Task directions - Using the data below, copy each line that includes the word "caption".

Data shown -
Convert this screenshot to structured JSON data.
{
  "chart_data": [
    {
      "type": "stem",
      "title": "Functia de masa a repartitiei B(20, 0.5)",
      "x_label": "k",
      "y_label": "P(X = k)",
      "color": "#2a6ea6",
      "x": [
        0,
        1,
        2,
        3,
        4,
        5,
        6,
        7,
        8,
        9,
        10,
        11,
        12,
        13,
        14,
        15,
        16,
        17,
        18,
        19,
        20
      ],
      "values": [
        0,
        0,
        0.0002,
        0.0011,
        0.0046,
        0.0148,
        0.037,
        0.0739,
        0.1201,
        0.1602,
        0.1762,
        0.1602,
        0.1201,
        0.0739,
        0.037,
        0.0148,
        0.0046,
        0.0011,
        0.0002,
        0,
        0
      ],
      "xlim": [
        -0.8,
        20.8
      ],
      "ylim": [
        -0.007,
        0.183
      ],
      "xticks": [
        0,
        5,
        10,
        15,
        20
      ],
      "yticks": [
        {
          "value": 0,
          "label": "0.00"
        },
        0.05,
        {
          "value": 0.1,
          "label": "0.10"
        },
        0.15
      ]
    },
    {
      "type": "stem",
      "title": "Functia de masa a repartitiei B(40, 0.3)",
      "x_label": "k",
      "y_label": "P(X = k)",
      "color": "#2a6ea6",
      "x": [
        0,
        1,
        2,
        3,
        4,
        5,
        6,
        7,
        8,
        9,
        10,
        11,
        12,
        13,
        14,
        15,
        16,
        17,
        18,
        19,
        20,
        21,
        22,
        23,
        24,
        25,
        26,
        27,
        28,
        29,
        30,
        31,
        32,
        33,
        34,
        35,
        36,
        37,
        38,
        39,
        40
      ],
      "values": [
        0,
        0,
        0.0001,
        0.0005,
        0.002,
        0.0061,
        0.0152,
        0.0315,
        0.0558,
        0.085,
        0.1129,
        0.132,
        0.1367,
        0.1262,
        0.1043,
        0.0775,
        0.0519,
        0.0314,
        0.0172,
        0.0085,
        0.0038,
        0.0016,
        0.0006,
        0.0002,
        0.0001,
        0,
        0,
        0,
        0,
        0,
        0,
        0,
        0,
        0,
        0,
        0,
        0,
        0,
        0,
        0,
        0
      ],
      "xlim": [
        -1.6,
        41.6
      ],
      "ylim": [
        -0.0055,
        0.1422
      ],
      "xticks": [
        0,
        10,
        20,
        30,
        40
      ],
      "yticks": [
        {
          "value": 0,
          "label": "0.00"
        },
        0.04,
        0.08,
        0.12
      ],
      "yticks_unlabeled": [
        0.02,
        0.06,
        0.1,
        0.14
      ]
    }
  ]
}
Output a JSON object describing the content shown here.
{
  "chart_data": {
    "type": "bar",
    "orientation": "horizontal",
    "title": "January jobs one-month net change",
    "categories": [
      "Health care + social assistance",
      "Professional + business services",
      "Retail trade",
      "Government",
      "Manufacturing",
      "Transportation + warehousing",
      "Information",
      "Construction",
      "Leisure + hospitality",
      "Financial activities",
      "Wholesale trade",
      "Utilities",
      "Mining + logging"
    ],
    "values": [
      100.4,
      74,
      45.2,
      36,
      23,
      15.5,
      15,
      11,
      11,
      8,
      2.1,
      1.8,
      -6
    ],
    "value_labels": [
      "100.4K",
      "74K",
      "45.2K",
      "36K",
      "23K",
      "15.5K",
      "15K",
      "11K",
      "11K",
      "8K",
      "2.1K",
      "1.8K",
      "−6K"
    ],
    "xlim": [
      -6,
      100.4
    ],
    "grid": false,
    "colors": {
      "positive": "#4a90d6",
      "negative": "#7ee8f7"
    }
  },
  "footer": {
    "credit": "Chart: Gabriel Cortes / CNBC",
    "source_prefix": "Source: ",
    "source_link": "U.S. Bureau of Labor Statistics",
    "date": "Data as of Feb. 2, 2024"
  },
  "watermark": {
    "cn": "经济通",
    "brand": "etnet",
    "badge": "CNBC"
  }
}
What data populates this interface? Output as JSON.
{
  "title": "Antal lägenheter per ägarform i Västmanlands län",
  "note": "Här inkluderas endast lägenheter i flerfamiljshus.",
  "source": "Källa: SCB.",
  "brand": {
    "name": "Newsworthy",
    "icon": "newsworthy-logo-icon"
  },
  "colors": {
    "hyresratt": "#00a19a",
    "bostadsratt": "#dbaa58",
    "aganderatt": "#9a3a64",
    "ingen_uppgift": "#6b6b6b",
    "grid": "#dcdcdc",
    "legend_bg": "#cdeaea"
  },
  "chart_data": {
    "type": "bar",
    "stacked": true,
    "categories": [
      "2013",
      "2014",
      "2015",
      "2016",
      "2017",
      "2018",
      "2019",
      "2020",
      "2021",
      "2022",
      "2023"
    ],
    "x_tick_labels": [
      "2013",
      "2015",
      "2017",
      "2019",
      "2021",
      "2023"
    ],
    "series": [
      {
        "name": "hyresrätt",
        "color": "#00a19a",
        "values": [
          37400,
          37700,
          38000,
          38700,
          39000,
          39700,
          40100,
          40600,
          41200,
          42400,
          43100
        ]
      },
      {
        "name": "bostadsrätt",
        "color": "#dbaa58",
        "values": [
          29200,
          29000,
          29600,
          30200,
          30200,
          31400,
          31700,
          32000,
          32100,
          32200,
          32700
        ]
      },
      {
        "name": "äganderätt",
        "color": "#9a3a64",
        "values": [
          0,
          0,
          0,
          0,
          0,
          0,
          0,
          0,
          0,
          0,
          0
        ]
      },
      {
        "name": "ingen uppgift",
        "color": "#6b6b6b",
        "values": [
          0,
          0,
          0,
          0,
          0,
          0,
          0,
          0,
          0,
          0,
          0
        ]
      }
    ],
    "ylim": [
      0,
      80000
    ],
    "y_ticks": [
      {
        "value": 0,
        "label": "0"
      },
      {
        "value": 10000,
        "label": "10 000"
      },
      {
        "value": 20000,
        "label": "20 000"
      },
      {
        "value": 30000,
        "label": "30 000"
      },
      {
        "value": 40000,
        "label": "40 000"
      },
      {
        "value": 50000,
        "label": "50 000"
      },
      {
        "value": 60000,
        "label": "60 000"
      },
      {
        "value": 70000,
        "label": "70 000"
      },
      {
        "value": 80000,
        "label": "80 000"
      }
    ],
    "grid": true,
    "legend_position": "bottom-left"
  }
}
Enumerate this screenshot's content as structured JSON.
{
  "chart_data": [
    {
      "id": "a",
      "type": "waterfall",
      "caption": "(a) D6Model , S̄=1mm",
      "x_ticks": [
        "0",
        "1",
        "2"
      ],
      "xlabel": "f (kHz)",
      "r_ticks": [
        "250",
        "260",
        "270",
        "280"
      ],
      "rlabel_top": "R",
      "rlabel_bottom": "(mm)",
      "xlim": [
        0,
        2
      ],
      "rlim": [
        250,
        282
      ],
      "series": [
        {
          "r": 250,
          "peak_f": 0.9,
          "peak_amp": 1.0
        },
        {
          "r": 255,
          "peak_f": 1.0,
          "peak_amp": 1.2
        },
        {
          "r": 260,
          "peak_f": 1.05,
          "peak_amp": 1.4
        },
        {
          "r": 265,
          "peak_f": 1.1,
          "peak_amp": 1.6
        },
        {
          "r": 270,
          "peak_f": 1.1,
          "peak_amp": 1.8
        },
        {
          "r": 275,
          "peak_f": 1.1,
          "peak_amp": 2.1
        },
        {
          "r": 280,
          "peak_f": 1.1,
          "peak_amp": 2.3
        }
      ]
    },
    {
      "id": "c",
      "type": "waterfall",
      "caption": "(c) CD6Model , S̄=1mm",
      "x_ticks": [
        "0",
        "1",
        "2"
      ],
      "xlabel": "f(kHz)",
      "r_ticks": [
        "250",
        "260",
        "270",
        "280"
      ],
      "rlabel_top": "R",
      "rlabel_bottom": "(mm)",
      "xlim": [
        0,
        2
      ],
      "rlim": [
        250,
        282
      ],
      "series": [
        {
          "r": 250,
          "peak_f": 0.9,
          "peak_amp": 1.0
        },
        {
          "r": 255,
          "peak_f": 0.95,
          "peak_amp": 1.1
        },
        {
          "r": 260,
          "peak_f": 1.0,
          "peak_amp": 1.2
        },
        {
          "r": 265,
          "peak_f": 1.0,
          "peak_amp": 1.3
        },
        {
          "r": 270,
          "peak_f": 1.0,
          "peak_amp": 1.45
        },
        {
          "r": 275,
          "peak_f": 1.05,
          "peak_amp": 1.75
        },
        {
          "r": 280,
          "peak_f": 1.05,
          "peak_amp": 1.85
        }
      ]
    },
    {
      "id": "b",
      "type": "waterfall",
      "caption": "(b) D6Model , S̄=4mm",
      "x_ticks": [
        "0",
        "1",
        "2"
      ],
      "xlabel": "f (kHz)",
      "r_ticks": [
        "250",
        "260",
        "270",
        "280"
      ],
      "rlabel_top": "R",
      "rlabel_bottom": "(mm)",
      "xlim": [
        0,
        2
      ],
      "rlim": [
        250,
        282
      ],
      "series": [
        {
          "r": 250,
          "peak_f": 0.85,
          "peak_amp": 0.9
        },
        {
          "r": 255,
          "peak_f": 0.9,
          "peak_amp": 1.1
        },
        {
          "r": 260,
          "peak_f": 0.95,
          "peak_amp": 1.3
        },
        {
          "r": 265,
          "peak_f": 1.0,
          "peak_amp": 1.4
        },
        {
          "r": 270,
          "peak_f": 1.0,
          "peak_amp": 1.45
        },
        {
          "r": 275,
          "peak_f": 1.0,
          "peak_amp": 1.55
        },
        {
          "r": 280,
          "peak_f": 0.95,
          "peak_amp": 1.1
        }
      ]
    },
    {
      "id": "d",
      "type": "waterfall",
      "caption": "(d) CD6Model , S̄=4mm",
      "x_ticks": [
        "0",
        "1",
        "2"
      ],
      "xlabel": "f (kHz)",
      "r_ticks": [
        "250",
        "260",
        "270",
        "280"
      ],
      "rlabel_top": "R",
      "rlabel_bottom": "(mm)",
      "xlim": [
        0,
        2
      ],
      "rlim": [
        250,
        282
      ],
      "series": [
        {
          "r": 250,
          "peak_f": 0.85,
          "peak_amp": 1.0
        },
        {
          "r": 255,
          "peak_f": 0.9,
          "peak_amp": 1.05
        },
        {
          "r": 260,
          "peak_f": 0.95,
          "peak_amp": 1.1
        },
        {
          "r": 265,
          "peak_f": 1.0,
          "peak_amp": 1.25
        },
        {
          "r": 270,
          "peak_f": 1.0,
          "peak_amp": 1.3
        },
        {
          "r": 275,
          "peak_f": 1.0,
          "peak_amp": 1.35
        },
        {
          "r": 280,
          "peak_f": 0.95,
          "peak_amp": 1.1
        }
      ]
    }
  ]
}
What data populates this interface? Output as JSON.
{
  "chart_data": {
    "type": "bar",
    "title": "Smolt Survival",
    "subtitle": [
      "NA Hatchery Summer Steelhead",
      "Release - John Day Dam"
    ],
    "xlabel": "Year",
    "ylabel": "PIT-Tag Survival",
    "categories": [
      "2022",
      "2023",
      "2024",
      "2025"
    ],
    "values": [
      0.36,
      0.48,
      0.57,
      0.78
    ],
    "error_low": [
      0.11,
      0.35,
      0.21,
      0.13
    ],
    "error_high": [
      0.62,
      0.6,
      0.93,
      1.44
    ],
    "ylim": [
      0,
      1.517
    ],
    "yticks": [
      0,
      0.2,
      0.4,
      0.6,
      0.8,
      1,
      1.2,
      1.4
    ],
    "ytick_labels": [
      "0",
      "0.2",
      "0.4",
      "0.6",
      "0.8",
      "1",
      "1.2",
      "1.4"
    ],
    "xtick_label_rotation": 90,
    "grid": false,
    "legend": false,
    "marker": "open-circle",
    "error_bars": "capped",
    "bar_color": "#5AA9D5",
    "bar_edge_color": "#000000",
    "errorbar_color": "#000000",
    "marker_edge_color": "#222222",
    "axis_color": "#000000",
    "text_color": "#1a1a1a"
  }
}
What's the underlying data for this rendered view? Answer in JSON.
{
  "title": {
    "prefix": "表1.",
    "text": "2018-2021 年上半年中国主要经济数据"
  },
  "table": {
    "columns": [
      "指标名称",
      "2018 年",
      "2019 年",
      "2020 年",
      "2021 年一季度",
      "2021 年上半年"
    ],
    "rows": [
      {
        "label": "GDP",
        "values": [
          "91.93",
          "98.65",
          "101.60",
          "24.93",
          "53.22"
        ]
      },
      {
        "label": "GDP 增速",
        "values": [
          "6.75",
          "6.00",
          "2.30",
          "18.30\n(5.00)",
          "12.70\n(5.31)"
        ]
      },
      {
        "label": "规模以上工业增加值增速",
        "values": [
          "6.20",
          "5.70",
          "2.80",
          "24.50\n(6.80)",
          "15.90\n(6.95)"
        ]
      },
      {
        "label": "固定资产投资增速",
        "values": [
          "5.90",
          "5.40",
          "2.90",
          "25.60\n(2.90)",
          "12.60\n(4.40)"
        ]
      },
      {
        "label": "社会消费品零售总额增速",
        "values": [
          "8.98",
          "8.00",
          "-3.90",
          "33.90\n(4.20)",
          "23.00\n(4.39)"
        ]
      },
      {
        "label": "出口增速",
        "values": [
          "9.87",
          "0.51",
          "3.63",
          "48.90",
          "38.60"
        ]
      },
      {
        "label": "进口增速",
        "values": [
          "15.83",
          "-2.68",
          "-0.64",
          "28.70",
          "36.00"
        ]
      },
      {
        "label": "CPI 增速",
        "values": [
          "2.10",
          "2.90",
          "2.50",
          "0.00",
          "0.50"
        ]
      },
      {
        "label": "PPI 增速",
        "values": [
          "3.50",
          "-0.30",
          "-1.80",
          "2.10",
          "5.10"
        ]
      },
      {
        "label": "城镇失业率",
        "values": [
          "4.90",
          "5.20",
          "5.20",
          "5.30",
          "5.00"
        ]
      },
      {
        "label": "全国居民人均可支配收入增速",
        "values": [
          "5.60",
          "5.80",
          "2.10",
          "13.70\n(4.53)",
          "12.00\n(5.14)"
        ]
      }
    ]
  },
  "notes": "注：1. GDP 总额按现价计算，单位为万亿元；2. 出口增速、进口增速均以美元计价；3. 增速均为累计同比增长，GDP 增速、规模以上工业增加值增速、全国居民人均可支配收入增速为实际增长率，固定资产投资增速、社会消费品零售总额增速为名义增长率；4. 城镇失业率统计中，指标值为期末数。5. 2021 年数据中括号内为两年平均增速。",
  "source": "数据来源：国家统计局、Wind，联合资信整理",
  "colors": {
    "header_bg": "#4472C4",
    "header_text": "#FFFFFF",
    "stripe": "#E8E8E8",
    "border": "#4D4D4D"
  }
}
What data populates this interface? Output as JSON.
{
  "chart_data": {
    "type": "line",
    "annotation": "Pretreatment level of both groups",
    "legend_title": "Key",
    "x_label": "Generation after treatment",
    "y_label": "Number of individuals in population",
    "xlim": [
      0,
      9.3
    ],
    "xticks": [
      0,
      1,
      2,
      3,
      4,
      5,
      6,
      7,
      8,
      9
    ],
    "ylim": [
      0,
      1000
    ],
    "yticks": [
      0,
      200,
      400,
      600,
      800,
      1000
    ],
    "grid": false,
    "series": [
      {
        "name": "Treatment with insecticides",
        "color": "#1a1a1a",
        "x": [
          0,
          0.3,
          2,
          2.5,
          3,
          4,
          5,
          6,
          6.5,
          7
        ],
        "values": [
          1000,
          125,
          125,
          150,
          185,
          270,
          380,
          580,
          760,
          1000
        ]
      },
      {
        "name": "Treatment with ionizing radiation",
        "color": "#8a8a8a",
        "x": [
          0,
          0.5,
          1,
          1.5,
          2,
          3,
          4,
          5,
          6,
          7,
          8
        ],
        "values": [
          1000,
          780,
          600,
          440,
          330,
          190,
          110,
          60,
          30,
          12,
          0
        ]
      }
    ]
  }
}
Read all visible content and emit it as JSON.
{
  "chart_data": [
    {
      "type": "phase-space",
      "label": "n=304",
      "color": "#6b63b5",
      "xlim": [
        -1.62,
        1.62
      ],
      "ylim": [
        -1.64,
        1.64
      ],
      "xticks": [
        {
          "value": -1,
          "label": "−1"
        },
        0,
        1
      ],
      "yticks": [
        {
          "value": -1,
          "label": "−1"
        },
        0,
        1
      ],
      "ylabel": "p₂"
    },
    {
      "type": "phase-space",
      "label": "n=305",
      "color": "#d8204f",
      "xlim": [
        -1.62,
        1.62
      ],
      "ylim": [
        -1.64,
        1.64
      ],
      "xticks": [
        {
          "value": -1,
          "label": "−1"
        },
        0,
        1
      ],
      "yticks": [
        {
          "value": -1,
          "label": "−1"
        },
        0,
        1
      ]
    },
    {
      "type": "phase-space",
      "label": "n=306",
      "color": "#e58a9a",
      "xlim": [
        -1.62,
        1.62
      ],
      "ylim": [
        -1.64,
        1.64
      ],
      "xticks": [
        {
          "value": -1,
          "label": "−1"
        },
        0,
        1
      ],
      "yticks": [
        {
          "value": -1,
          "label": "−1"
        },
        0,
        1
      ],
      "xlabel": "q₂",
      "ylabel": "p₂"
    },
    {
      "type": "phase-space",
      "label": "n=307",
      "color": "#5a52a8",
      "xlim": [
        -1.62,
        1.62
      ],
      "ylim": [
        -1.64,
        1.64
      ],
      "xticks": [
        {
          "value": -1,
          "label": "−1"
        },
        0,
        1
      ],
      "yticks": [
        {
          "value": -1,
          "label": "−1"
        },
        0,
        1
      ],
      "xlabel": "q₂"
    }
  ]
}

Reply -
      "caption": "(a) D6Model , S̄=1mm",
      "caption": "(c) CD6Model , S̄=1mm",
      "caption": "(b) D6Model , S̄=4mm",
      "caption": "(d) CD6Model , S̄=4mm",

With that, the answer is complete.